Transcribe everything in the data word for word. Pictures are left out.

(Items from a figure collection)
-=-=-
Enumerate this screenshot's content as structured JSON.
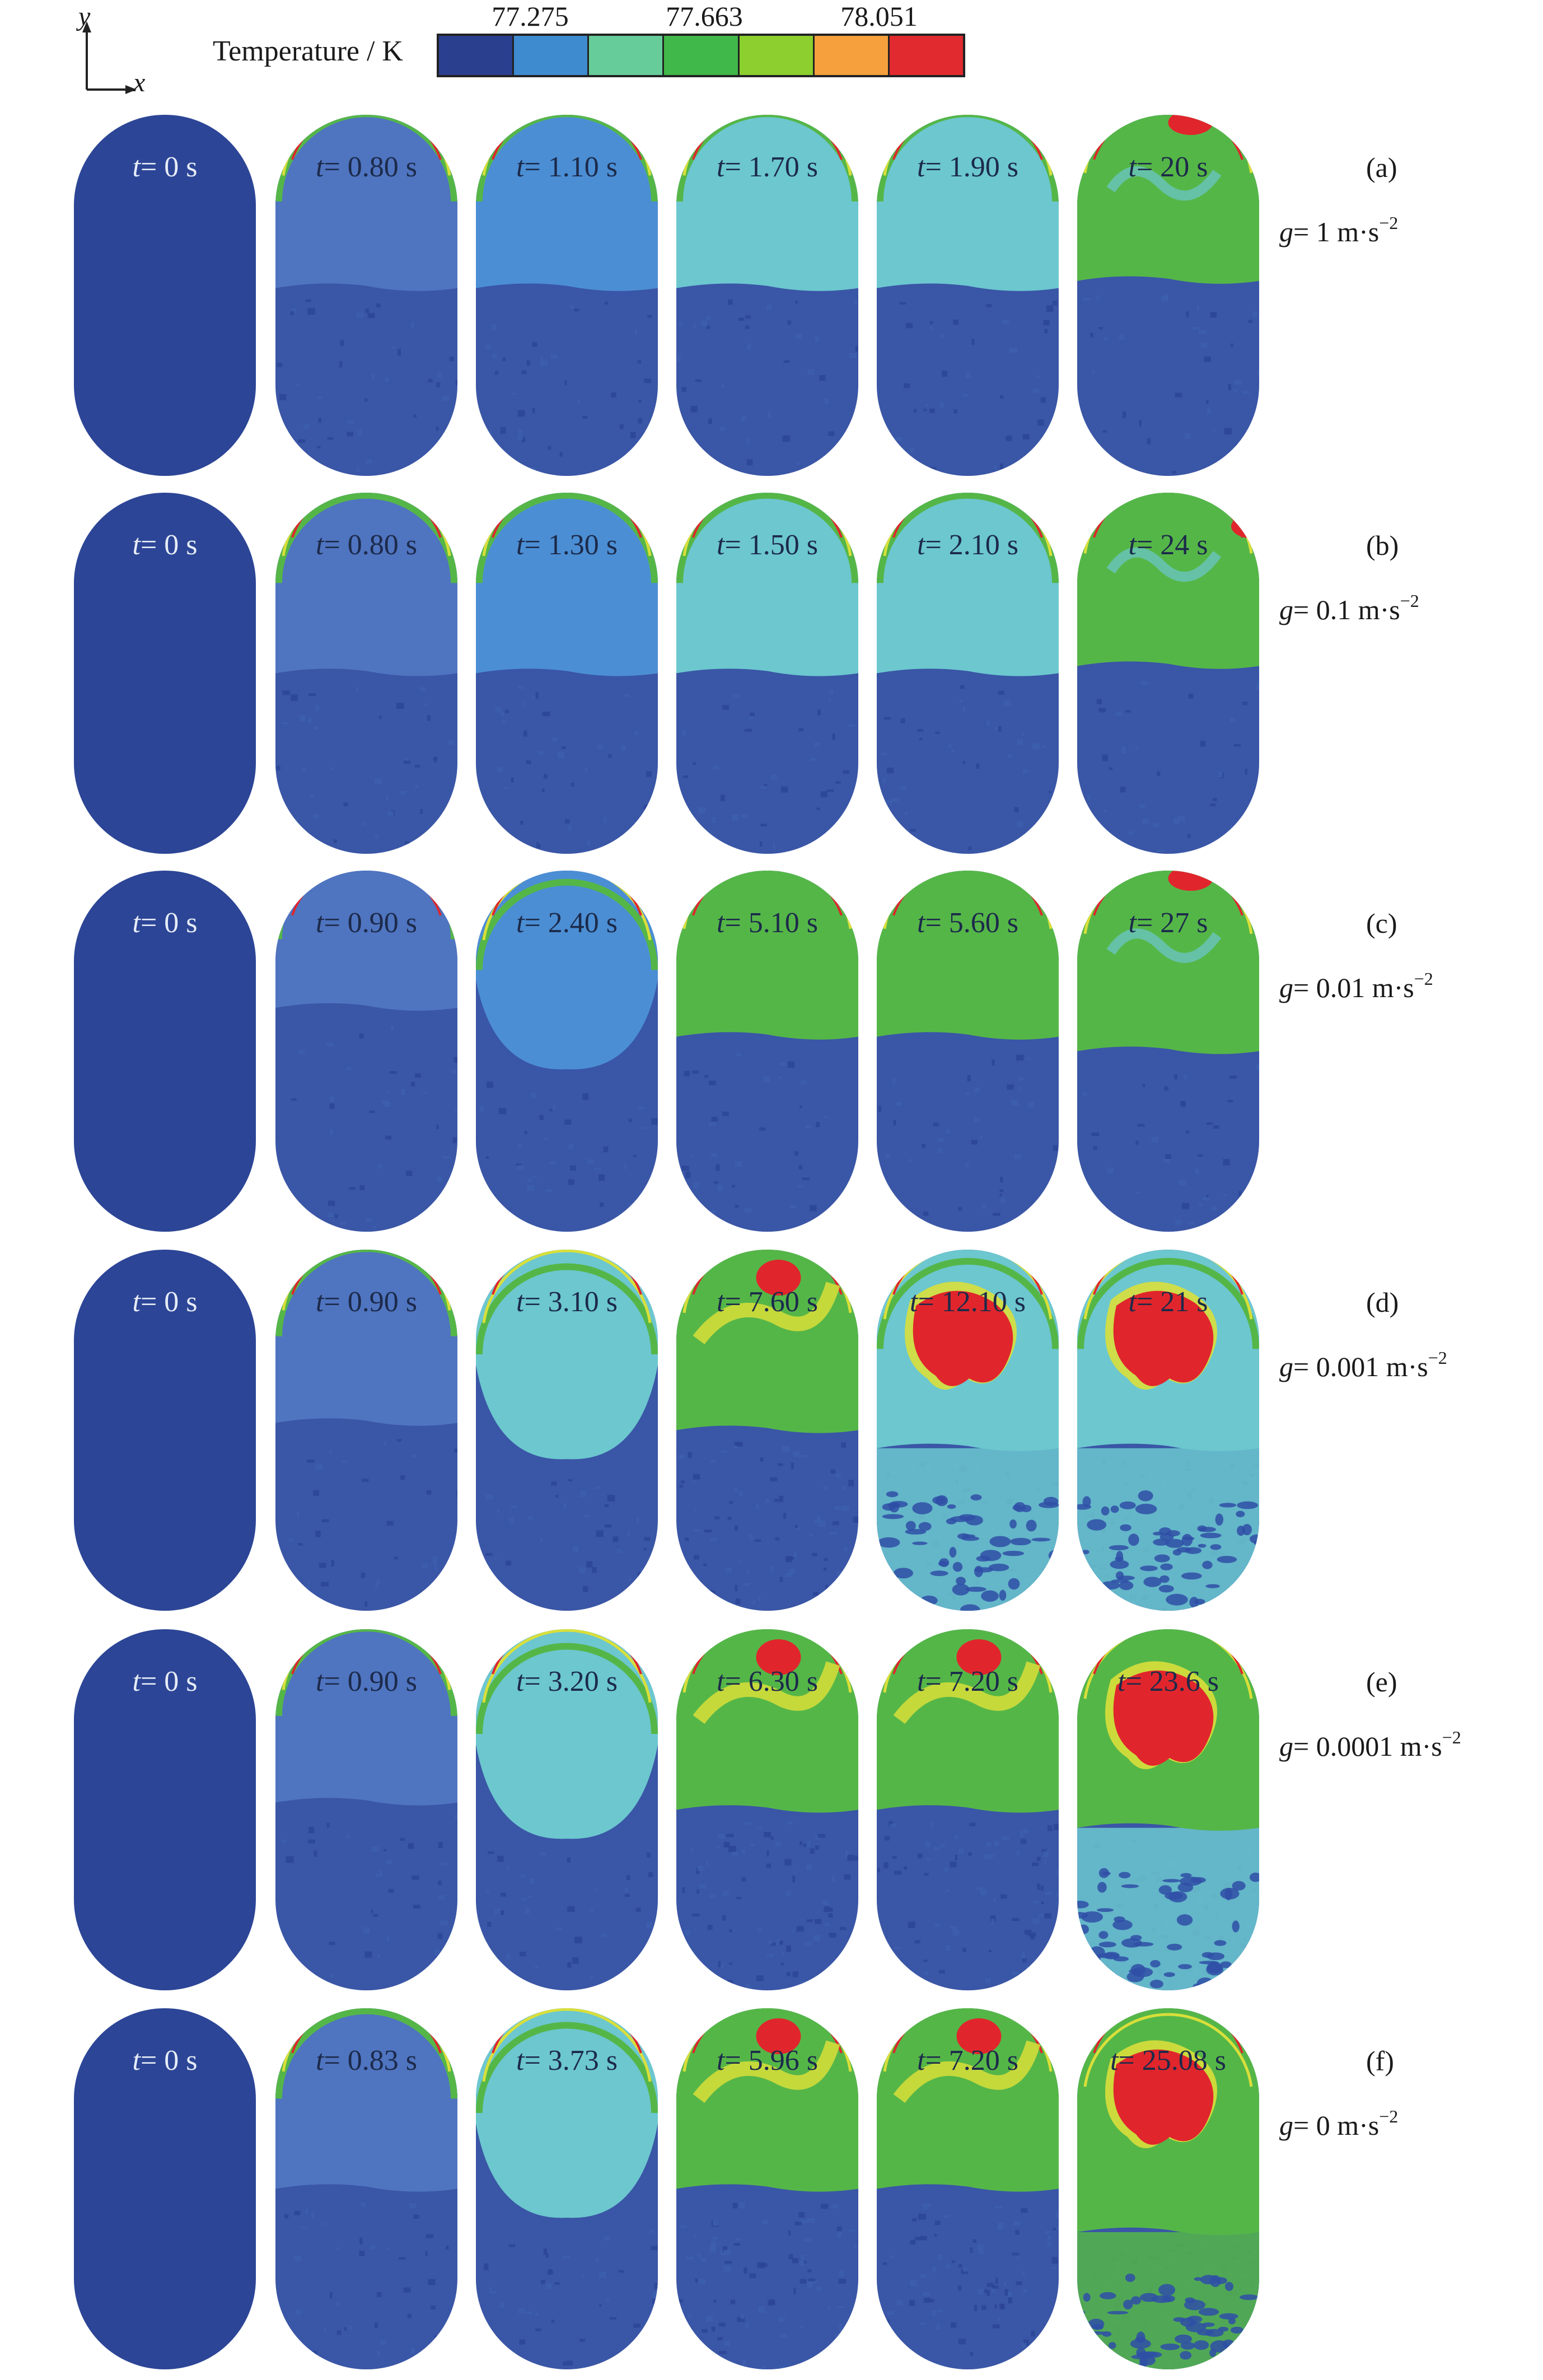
{
  "axes": {
    "y_label": "y",
    "x_label": "x"
  },
  "legend": {
    "title": "Temperature / K",
    "ticks": [
      "77.275",
      "77.663",
      "78.051"
    ],
    "colors": [
      "#2b3f8f",
      "#3f8bd0",
      "#66cc99",
      "#41b84a",
      "#8ccf2f",
      "#f5a03c",
      "#e02a2f"
    ]
  },
  "colors": {
    "vapor_dark": "#2c4596",
    "vapor_mid": "#3d5fae",
    "liquid": "#3a56a6",
    "blue_light": "#4b8ed4",
    "cyan": "#6cc7cf",
    "green": "#55b648",
    "yellow": "#d9df3a",
    "red": "#e0262c"
  },
  "panels": [
    {
      "letter": "(a)",
      "g_prefix": "g",
      "g_value": "= 1 m·s",
      "g_exp": "−2",
      "frames": [
        {
          "prefix": "t",
          "value": "= 0 s",
          "state": "initial",
          "upper": "none",
          "interface": 0.48
        },
        {
          "prefix": "t",
          "value": "= 0.80 s",
          "state": "early",
          "upper": "blue",
          "interface": 0.48
        },
        {
          "prefix": "t",
          "value": "= 1.10 s",
          "state": "early",
          "upper": "blue_light",
          "interface": 0.48
        },
        {
          "prefix": "t",
          "value": "= 1.70 s",
          "state": "early",
          "upper": "cyan",
          "interface": 0.48
        },
        {
          "prefix": "t",
          "value": "= 1.90 s",
          "state": "early",
          "upper": "cyan",
          "interface": 0.48
        },
        {
          "prefix": "t",
          "value": "= 20 s",
          "state": "late",
          "upper": "green",
          "interface": 0.46
        }
      ]
    },
    {
      "letter": "(b)",
      "g_prefix": "g",
      "g_value": "= 0.1 m·s",
      "g_exp": "−2",
      "frames": [
        {
          "prefix": "t",
          "value": "= 0 s",
          "state": "initial",
          "upper": "none",
          "interface": 0.48
        },
        {
          "prefix": "t",
          "value": "= 0.80 s",
          "state": "early",
          "upper": "blue",
          "interface": 0.5
        },
        {
          "prefix": "t",
          "value": "= 1.30 s",
          "state": "early",
          "upper": "blue_light",
          "interface": 0.5
        },
        {
          "prefix": "t",
          "value": "= 1.50 s",
          "state": "early",
          "upper": "cyan",
          "interface": 0.5
        },
        {
          "prefix": "t",
          "value": "= 2.10 s",
          "state": "early",
          "upper": "cyan",
          "interface": 0.5
        },
        {
          "prefix": "t",
          "value": "= 24 s",
          "state": "late",
          "upper": "green",
          "interface": 0.48
        }
      ]
    },
    {
      "letter": "(c)",
      "g_prefix": "g",
      "g_value": "= 0.01 m·s",
      "g_exp": "−2",
      "frames": [
        {
          "prefix": "t",
          "value": "= 0 s",
          "state": "initial",
          "upper": "none",
          "interface": 0.48
        },
        {
          "prefix": "t",
          "value": "= 0.90 s",
          "state": "early",
          "upper": "blue",
          "interface": 0.38
        },
        {
          "prefix": "t",
          "value": "= 2.40 s",
          "state": "bulge",
          "upper": "blue_light",
          "interface": 0.55
        },
        {
          "prefix": "t",
          "value": "= 5.10 s",
          "state": "early",
          "upper": "green",
          "interface": 0.46
        },
        {
          "prefix": "t",
          "value": "= 5.60 s",
          "state": "early",
          "upper": "green",
          "interface": 0.46
        },
        {
          "prefix": "t",
          "value": "= 27 s",
          "state": "late",
          "upper": "green",
          "interface": 0.5
        }
      ]
    },
    {
      "letter": "(d)",
      "g_prefix": "g",
      "g_value": "= 0.001 m·s",
      "g_exp": "−2",
      "frames": [
        {
          "prefix": "t",
          "value": "= 0 s",
          "state": "initial",
          "upper": "none",
          "interface": 0.48
        },
        {
          "prefix": "t",
          "value": "= 0.90 s",
          "state": "early",
          "upper": "blue",
          "interface": 0.48
        },
        {
          "prefix": "t",
          "value": "= 3.10 s",
          "state": "bulge",
          "upper": "cyan",
          "interface": 0.58
        },
        {
          "prefix": "t",
          "value": "= 7.60 s",
          "state": "hot",
          "upper": "green",
          "interface": 0.5
        },
        {
          "prefix": "t",
          "value": "= 12.10 s",
          "state": "veryhot",
          "upper": "cyan",
          "interface": 0.55
        },
        {
          "prefix": "t",
          "value": "= 21 s",
          "state": "veryhot",
          "upper": "cyan",
          "interface": 0.55
        }
      ]
    },
    {
      "letter": "(e)",
      "g_prefix": "g",
      "g_value": "= 0.0001 m·s",
      "g_exp": "−2",
      "frames": [
        {
          "prefix": "t",
          "value": "= 0 s",
          "state": "initial",
          "upper": "none",
          "interface": 0.48
        },
        {
          "prefix": "t",
          "value": "= 0.90 s",
          "state": "early",
          "upper": "blue",
          "interface": 0.48
        },
        {
          "prefix": "t",
          "value": "= 3.20 s",
          "state": "bulge",
          "upper": "cyan",
          "interface": 0.58
        },
        {
          "prefix": "t",
          "value": "= 6.30 s",
          "state": "hot",
          "upper": "green",
          "interface": 0.5
        },
        {
          "prefix": "t",
          "value": "= 7.20 s",
          "state": "hot",
          "upper": "green",
          "interface": 0.5
        },
        {
          "prefix": "t",
          "value": "= 23.6 s",
          "state": "veryhot",
          "upper": "green",
          "interface": 0.55
        }
      ]
    },
    {
      "letter": "(f)",
      "g_prefix": "g",
      "g_value": "= 0 m·s",
      "g_exp": "−2",
      "frames": [
        {
          "prefix": "t",
          "value": "= 0 s",
          "state": "initial",
          "upper": "none",
          "interface": 0.48
        },
        {
          "prefix": "t",
          "value": "= 0.83 s",
          "state": "early",
          "upper": "blue",
          "interface": 0.5
        },
        {
          "prefix": "t",
          "value": "= 3.73 s",
          "state": "bulge",
          "upper": "cyan",
          "interface": 0.58
        },
        {
          "prefix": "t",
          "value": "= 5.96 s",
          "state": "hot",
          "upper": "green",
          "interface": 0.5
        },
        {
          "prefix": "t",
          "value": "= 7.20 s",
          "state": "hot",
          "upper": "green",
          "interface": 0.5
        },
        {
          "prefix": "t",
          "value": "= 25.08 s",
          "state": "veryhot",
          "upper": "green",
          "interface": 0.62
        }
      ]
    }
  ]
}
-=-=-
# Worked answer:
Enumerate this screenshot's content as structured JSON.
{
  "axes": {
    "y_label": "y",
    "x_label": "x"
  },
  "legend": {
    "title": "Temperature / K",
    "ticks": [
      "77.275",
      "77.663",
      "78.051"
    ],
    "colors": [
      "#2b3f8f",
      "#3f8bd0",
      "#66cc99",
      "#41b84a",
      "#8ccf2f",
      "#f5a03c",
      "#e02a2f"
    ]
  },
  "colors": {
    "vapor_dark": "#2c4596",
    "vapor_mid": "#3d5fae",
    "liquid": "#3a56a6",
    "blue_light": "#4b8ed4",
    "cyan": "#6cc7cf",
    "green": "#55b648",
    "yellow": "#d9df3a",
    "red": "#e0262c"
  },
  "panels": [
    {
      "letter": "(a)",
      "g_prefix": "g",
      "g_value": "= 1 m·s",
      "g_exp": "−2",
      "frames": [
        {
          "prefix": "t",
          "value": "= 0 s",
          "state": "initial",
          "upper": "none",
          "interface": 0.48
        },
        {
          "prefix": "t",
          "value": "= 0.80 s",
          "state": "early",
          "upper": "blue",
          "interface": 0.48
        },
        {
          "prefix": "t",
          "value": "= 1.10 s",
          "state": "early",
          "upper": "blue_light",
          "interface": 0.48
        },
        {
          "prefix": "t",
          "value": "= 1.70 s",
          "state": "early",
          "upper": "cyan",
          "interface": 0.48
        },
        {
          "prefix": "t",
          "value": "= 1.90 s",
          "state": "early",
          "upper": "cyan",
          "interface": 0.48
        },
        {
          "prefix": "t",
          "value": "= 20 s",
          "state": "late",
          "upper": "green",
          "interface": 0.46
        }
      ]
    },
    {
      "letter": "(b)",
      "g_prefix": "g",
      "g_value": "= 0.1 m·s",
      "g_exp": "−2",
      "frames": [
        {
          "prefix": "t",
          "value": "= 0 s",
          "state": "initial",
          "upper": "none",
          "interface": 0.48
        },
        {
          "prefix": "t",
          "value": "= 0.80 s",
          "state": "early",
          "upper": "blue",
          "interface": 0.5
        },
        {
          "prefix": "t",
          "value": "= 1.30 s",
          "state": "early",
          "upper": "blue_light",
          "interface": 0.5
        },
        {
          "prefix": "t",
          "value": "= 1.50 s",
          "state": "early",
          "upper": "cyan",
          "interface": 0.5
        },
        {
          "prefix": "t",
          "value": "= 2.10 s",
          "state": "early",
          "upper": "cyan",
          "interface": 0.5
        },
        {
          "prefix": "t",
          "value": "= 24 s",
          "state": "late",
          "upper": "green",
          "interface": 0.48
        }
      ]
    },
    {
      "letter": "(c)",
      "g_prefix": "g",
      "g_value": "= 0.01 m·s",
      "g_exp": "−2",
      "frames": [
        {
          "prefix": "t",
          "value": "= 0 s",
          "state": "initial",
          "upper": "none",
          "interface": 0.48
        },
        {
          "prefix": "t",
          "value": "= 0.90 s",
          "state": "early",
          "upper": "blue",
          "interface": 0.38
        },
        {
          "prefix": "t",
          "value": "= 2.40 s",
          "state": "bulge",
          "upper": "blue_light",
          "interface": 0.55
        },
        {
          "prefix": "t",
          "value": "= 5.10 s",
          "state": "early",
          "upper": "green",
          "interface": 0.46
        },
        {
          "prefix": "t",
          "value": "= 5.60 s",
          "state": "early",
          "upper": "green",
          "interface": 0.46
        },
        {
          "prefix": "t",
          "value": "= 27 s",
          "state": "late",
          "upper": "green",
          "interface": 0.5
        }
      ]
    },
    {
      "letter": "(d)",
      "g_prefix": "g",
      "g_value": "= 0.001 m·s",
      "g_exp": "−2",
      "frames": [
        {
          "prefix": "t",
          "value": "= 0 s",
          "state": "initial",
          "upper": "none",
          "interface": 0.48
        },
        {
          "prefix": "t",
          "value": "= 0.90 s",
          "state": "early",
          "upper": "blue",
          "interface": 0.48
        },
        {
          "prefix": "t",
          "value": "= 3.10 s",
          "state": "bulge",
          "upper": "cyan",
          "interface": 0.58
        },
        {
          "prefix": "t",
          "value": "= 7.60 s",
          "state": "hot",
          "upper": "green",
          "interface": 0.5
        },
        {
          "prefix": "t",
          "value": "= 12.10 s",
          "state": "veryhot",
          "upper": "cyan",
          "interface": 0.55
        },
        {
          "prefix": "t",
          "value": "= 21 s",
          "state": "veryhot",
          "upper": "cyan",
          "interface": 0.55
        }
      ]
    },
    {
      "letter": "(e)",
      "g_prefix": "g",
      "g_value": "= 0.0001 m·s",
      "g_exp": "−2",
      "frames": [
        {
          "prefix": "t",
          "value": "= 0 s",
          "state": "initial",
          "upper": "none",
          "interface": 0.48
        },
        {
          "prefix": "t",
          "value": "= 0.90 s",
          "state": "early",
          "upper": "blue",
          "interface": 0.48
        },
        {
          "prefix": "t",
          "value": "= 3.20 s",
          "state": "bulge",
          "upper": "cyan",
          "interface": 0.58
        },
        {
          "prefix": "t",
          "value": "= 6.30 s",
          "state": "hot",
          "upper": "green",
          "interface": 0.5
        },
        {
          "prefix": "t",
          "value": "= 7.20 s",
          "state": "hot",
          "upper": "green",
          "interface": 0.5
        },
        {
          "prefix": "t",
          "value": "= 23.6 s",
          "state": "veryhot",
          "upper": "green",
          "interface": 0.55
        }
      ]
    },
    {
      "letter": "(f)",
      "g_prefix": "g",
      "g_value": "= 0 m·s",
      "g_exp": "−2",
      "frames": [
        {
          "prefix": "t",
          "value": "= 0 s",
          "state": "initial",
          "upper": "none",
          "interface": 0.48
        },
        {
          "prefix": "t",
          "value": "= 0.83 s",
          "state": "early",
          "upper": "blue",
          "interface": 0.5
        },
        {
          "prefix": "t",
          "value": "= 3.73 s",
          "state": "bulge",
          "upper": "cyan",
          "interface": 0.58
        },
        {
          "prefix": "t",
          "value": "= 5.96 s",
          "state": "hot",
          "upper": "green",
          "interface": 0.5
        },
        {
          "prefix": "t",
          "value": "= 7.20 s",
          "state": "hot",
          "upper": "green",
          "interface": 0.5
        },
        {
          "prefix": "t",
          "value": "= 25.08 s",
          "state": "veryhot",
          "upper": "green",
          "interface": 0.62
        }
      ]
    }
  ]
}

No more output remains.